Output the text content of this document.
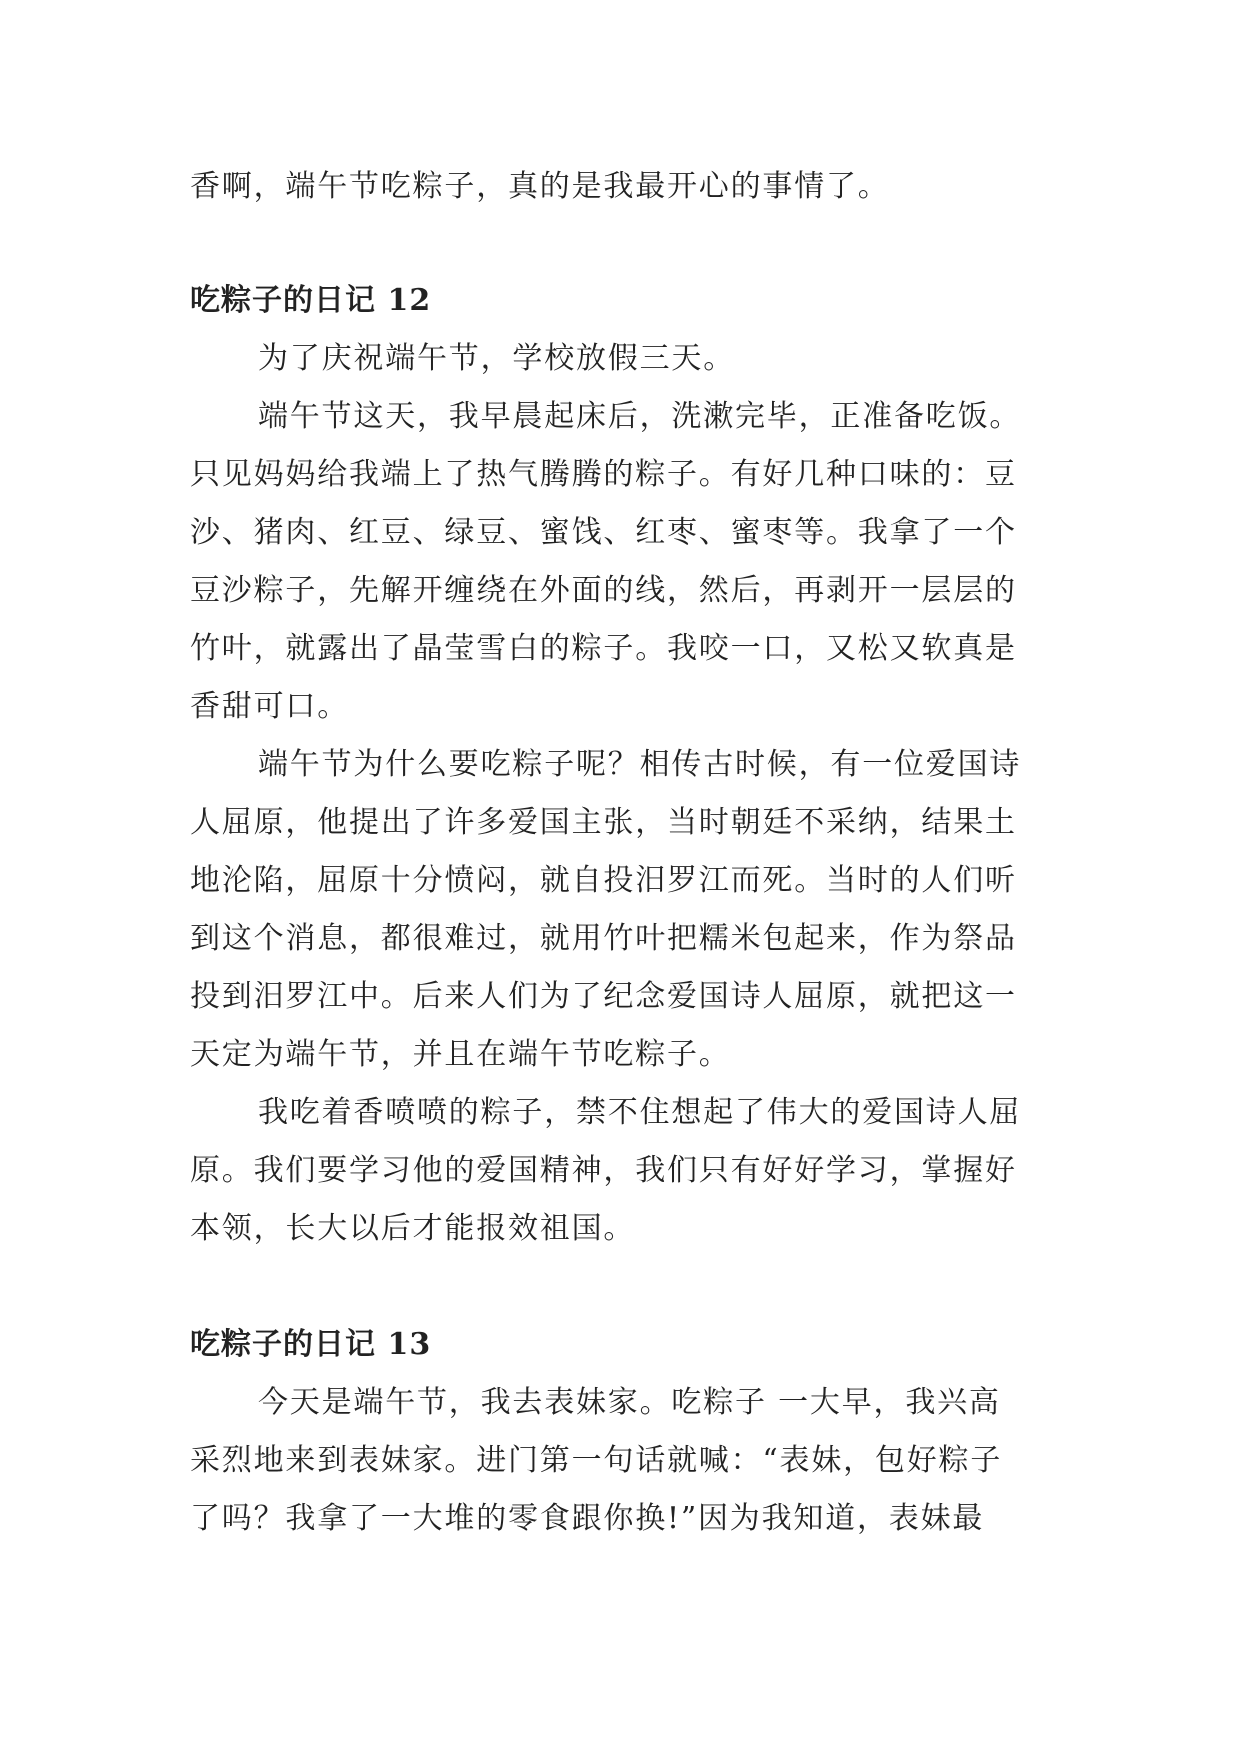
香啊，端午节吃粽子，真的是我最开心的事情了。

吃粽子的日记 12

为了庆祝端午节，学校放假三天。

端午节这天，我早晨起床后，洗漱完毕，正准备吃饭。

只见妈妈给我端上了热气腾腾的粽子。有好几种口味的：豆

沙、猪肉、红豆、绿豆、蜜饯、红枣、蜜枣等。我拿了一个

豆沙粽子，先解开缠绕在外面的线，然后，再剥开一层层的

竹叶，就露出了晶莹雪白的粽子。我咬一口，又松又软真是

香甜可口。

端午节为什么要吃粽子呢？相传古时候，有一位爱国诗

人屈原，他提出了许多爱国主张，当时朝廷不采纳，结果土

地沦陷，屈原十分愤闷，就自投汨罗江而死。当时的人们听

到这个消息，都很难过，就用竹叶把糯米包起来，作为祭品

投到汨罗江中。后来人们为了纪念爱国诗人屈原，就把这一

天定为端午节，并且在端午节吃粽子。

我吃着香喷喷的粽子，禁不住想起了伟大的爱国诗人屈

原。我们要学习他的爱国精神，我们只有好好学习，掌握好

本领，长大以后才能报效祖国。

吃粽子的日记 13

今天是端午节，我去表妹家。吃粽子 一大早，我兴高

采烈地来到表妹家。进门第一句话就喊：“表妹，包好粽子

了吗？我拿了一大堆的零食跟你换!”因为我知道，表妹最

|---|

Task brief.
Reproduce the material in its entirety and word for word, without the pictures.

Response to the task.
Output the text content of this document.
香啊，端午节吃粽子，真的是我最开心的事情了。

吃粽子的日记 12

为了庆祝端午节，学校放假三天。

端午节这天，我早晨起床后，洗漱完毕，正准备吃饭。

只见妈妈给我端上了热气腾腾的粽子。有好几种口味的：豆

沙、猪肉、红豆、绿豆、蜜饯、红枣、蜜枣等。我拿了一个

豆沙粽子，先解开缠绕在外面的线，然后，再剥开一层层的

竹叶，就露出了晶莹雪白的粽子。我咬一口，又松又软真是

香甜可口。

端午节为什么要吃粽子呢？相传古时候，有一位爱国诗

人屈原，他提出了许多爱国主张，当时朝廷不采纳，结果土

地沦陷，屈原十分愤闷，就自投汨罗江而死。当时的人们听

到这个消息，都很难过，就用竹叶把糯米包起来，作为祭品

投到汨罗江中。后来人们为了纪念爱国诗人屈原，就把这一

天定为端午节，并且在端午节吃粽子。

我吃着香喷喷的粽子，禁不住想起了伟大的爱国诗人屈

原。我们要学习他的爱国精神，我们只有好好学习，掌握好

本领，长大以后才能报效祖国。

吃粽子的日记 13

今天是端午节，我去表妹家。吃粽子 一大早，我兴高

采烈地来到表妹家。进门第一句话就喊：“表妹，包好粽子

了吗？我拿了一大堆的零食跟你换!”因为我知道，表妹最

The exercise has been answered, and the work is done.